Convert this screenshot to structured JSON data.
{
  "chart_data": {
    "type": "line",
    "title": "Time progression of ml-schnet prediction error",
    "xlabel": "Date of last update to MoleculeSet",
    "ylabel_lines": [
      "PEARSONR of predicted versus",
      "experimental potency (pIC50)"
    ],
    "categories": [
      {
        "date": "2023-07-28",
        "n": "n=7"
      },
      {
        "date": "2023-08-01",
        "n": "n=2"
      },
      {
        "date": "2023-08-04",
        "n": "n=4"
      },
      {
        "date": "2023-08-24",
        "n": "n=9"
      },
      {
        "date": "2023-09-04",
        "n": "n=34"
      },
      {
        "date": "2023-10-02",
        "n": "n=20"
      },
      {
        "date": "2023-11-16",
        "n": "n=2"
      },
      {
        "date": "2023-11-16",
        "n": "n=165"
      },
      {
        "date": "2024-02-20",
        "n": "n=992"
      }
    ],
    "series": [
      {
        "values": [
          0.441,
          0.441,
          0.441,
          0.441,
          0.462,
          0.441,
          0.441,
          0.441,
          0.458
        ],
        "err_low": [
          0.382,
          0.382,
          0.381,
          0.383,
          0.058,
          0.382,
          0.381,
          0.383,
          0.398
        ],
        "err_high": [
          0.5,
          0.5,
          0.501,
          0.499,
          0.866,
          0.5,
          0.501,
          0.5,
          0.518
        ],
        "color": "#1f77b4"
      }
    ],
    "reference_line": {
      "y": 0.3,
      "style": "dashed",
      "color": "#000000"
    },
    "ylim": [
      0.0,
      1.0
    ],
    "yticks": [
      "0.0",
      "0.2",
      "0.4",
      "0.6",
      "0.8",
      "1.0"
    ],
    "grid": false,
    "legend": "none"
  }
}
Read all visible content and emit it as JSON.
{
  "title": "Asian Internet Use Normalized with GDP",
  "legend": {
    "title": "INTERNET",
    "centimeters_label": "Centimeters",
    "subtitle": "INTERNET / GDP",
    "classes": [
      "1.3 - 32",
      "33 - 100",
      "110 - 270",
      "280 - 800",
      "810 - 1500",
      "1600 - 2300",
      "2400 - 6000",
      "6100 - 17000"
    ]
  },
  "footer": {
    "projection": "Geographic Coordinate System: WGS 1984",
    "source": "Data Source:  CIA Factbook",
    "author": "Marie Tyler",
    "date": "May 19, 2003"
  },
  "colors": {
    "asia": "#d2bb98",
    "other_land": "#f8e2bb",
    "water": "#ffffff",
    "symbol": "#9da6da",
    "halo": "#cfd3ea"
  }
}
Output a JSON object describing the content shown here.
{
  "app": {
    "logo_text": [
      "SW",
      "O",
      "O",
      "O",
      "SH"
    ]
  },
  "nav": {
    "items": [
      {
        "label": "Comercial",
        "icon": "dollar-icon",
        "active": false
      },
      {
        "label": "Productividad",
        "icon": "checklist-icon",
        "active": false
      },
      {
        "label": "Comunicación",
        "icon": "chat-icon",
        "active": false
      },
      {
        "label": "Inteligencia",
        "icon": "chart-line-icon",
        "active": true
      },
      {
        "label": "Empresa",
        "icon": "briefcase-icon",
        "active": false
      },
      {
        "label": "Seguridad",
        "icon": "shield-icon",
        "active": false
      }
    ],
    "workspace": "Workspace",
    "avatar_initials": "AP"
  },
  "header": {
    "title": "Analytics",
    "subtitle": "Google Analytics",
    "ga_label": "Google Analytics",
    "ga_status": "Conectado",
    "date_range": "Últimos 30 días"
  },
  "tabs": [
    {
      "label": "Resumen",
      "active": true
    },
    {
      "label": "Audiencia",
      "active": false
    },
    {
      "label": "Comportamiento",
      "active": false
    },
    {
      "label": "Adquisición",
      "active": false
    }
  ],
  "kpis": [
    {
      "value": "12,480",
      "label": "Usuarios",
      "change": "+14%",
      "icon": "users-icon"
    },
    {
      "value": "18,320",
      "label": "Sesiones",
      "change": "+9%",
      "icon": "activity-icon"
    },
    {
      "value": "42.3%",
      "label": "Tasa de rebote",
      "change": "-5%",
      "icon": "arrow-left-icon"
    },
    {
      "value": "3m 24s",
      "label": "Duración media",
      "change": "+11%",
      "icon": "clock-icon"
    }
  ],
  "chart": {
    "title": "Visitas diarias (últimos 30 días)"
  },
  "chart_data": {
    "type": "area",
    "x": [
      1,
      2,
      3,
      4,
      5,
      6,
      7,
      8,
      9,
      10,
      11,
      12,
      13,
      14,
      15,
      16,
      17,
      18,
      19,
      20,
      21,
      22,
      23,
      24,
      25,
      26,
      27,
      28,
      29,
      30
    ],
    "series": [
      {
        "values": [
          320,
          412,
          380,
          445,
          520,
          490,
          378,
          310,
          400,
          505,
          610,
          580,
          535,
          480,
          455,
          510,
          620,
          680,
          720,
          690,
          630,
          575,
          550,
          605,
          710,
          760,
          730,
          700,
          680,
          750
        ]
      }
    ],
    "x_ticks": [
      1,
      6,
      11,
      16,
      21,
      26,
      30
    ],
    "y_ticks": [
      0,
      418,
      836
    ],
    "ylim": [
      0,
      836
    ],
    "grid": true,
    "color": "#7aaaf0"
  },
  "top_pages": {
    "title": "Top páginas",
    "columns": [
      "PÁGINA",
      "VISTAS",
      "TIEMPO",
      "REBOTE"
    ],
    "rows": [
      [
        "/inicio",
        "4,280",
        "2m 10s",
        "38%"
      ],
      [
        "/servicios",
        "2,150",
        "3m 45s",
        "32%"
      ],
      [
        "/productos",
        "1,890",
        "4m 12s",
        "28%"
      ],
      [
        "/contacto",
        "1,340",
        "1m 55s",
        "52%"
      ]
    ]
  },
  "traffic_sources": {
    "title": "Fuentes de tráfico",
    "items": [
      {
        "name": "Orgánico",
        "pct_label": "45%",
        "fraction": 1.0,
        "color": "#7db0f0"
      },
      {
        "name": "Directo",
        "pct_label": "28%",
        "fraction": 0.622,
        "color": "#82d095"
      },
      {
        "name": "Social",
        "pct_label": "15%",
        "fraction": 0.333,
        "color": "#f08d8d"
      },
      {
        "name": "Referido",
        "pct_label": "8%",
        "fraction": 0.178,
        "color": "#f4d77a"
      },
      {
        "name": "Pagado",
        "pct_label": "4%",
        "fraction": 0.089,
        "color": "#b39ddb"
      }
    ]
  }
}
# # #
◆ Exercise requirements ◆
Produce a verbatim transcription of the entries above.

◆ Answer to this exercise ◆
Convert this screenshot to structured JSON data.
{
  "chart_data": {
    "type": "line",
    "title": "Time progression of ml-schnet prediction error",
    "xlabel": "Date of last update to MoleculeSet",
    "ylabel_lines": [
      "PEARSONR of predicted versus",
      "experimental potency (pIC50)"
    ],
    "categories": [
      {
        "date": "2023-07-28",
        "n": "n=7"
      },
      {
        "date": "2023-08-01",
        "n": "n=2"
      },
      {
        "date": "2023-08-04",
        "n": "n=4"
      },
      {
        "date": "2023-08-24",
        "n": "n=9"
      },
      {
        "date": "2023-09-04",
        "n": "n=34"
      },
      {
        "date": "2023-10-02",
        "n": "n=20"
      },
      {
        "date": "2023-11-16",
        "n": "n=2"
      },
      {
        "date": "2023-11-16",
        "n": "n=165"
      },
      {
        "date": "2024-02-20",
        "n": "n=992"
      }
    ],
    "series": [
      {
        "values": [
          0.441,
          0.441,
          0.441,
          0.441,
          0.462,
          0.441,
          0.441,
          0.441,
          0.458
        ],
        "err_low": [
          0.382,
          0.382,
          0.381,
          0.383,
          0.058,
          0.382,
          0.381,
          0.383,
          0.398
        ],
        "err_high": [
          0.5,
          0.5,
          0.501,
          0.499,
          0.866,
          0.5,
          0.501,
          0.5,
          0.518
        ],
        "color": "#1f77b4"
      }
    ],
    "reference_line": {
      "y": 0.3,
      "style": "dashed",
      "color": "#000000"
    },
    "ylim": [
      0.0,
      1.0
    ],
    "yticks": [
      "0.0",
      "0.2",
      "0.4",
      "0.6",
      "0.8",
      "1.0"
    ],
    "grid": false,
    "legend": "none"
  }
}
Read all visible content and emit it as JSON.
{
  "title": "Asian Internet Use Normalized with GDP",
  "legend": {
    "title": "INTERNET",
    "centimeters_label": "Centimeters",
    "subtitle": "INTERNET / GDP",
    "classes": [
      "1.3 - 32",
      "33 - 100",
      "110 - 270",
      "280 - 800",
      "810 - 1500",
      "1600 - 2300",
      "2400 - 6000",
      "6100 - 17000"
    ]
  },
  "footer": {
    "projection": "Geographic Coordinate System: WGS 1984",
    "source": "Data Source:  CIA Factbook",
    "author": "Marie Tyler",
    "date": "May 19, 2003"
  },
  "colors": {
    "asia": "#d2bb98",
    "other_land": "#f8e2bb",
    "water": "#ffffff",
    "symbol": "#9da6da",
    "halo": "#cfd3ea"
  }
}
Output a JSON object describing the content shown here.
{
  "app": {
    "logo_text": [
      "SW",
      "O",
      "O",
      "O",
      "SH"
    ]
  },
  "nav": {
    "items": [
      {
        "label": "Comercial",
        "icon": "dollar-icon",
        "active": false
      },
      {
        "label": "Productividad",
        "icon": "checklist-icon",
        "active": false
      },
      {
        "label": "Comunicación",
        "icon": "chat-icon",
        "active": false
      },
      {
        "label": "Inteligencia",
        "icon": "chart-line-icon",
        "active": true
      },
      {
        "label": "Empresa",
        "icon": "briefcase-icon",
        "active": false
      },
      {
        "label": "Seguridad",
        "icon": "shield-icon",
        "active": false
      }
    ],
    "workspace": "Workspace",
    "avatar_initials": "AP"
  },
  "header": {
    "title": "Analytics",
    "subtitle": "Google Analytics",
    "ga_label": "Google Analytics",
    "ga_status": "Conectado",
    "date_range": "Últimos 30 días"
  },
  "tabs": [
    {
      "label": "Resumen",
      "active": true
    },
    {
      "label": "Audiencia",
      "active": false
    },
    {
      "label": "Comportamiento",
      "active": false
    },
    {
      "label": "Adquisición",
      "active": false
    }
  ],
  "kpis": [
    {
      "value": "12,480",
      "label": "Usuarios",
      "change": "+14%",
      "icon": "users-icon"
    },
    {
      "value": "18,320",
      "label": "Sesiones",
      "change": "+9%",
      "icon": "activity-icon"
    },
    {
      "value": "42.3%",
      "label": "Tasa de rebote",
      "change": "-5%",
      "icon": "arrow-left-icon"
    },
    {
      "value": "3m 24s",
      "label": "Duración media",
      "change": "+11%",
      "icon": "clock-icon"
    }
  ],
  "chart": {
    "title": "Visitas diarias (últimos 30 días)"
  },
  "chart_data": {
    "type": "area",
    "x": [
      1,
      2,
      3,
      4,
      5,
      6,
      7,
      8,
      9,
      10,
      11,
      12,
      13,
      14,
      15,
      16,
      17,
      18,
      19,
      20,
      21,
      22,
      23,
      24,
      25,
      26,
      27,
      28,
      29,
      30
    ],
    "series": [
      {
        "values": [
          320,
          412,
          380,
          445,
          520,
          490,
          378,
          310,
          400,
          505,
          610,
          580,
          535,
          480,
          455,
          510,
          620,
          680,
          720,
          690,
          630,
          575,
          550,
          605,
          710,
          760,
          730,
          700,
          680,
          750
        ]
      }
    ],
    "x_ticks": [
      1,
      6,
      11,
      16,
      21,
      26,
      30
    ],
    "y_ticks": [
      0,
      418,
      836
    ],
    "ylim": [
      0,
      836
    ],
    "grid": true,
    "color": "#7aaaf0"
  },
  "top_pages": {
    "title": "Top páginas",
    "columns": [
      "PÁGINA",
      "VISTAS",
      "TIEMPO",
      "REBOTE"
    ],
    "rows": [
      [
        "/inicio",
        "4,280",
        "2m 10s",
        "38%"
      ],
      [
        "/servicios",
        "2,150",
        "3m 45s",
        "32%"
      ],
      [
        "/productos",
        "1,890",
        "4m 12s",
        "28%"
      ],
      [
        "/contacto",
        "1,340",
        "1m 55s",
        "52%"
      ]
    ]
  },
  "traffic_sources": {
    "title": "Fuentes de tráfico",
    "items": [
      {
        "name": "Orgánico",
        "pct_label": "45%",
        "fraction": 1.0,
        "color": "#7db0f0"
      },
      {
        "name": "Directo",
        "pct_label": "28%",
        "fraction": 0.622,
        "color": "#82d095"
      },
      {
        "name": "Social",
        "pct_label": "15%",
        "fraction": 0.333,
        "color": "#f08d8d"
      },
      {
        "name": "Referido",
        "pct_label": "8%",
        "fraction": 0.178,
        "color": "#f4d77a"
      },
      {
        "name": "Pagado",
        "pct_label": "4%",
        "fraction": 0.089,
        "color": "#b39ddb"
      }
    ]
  }
}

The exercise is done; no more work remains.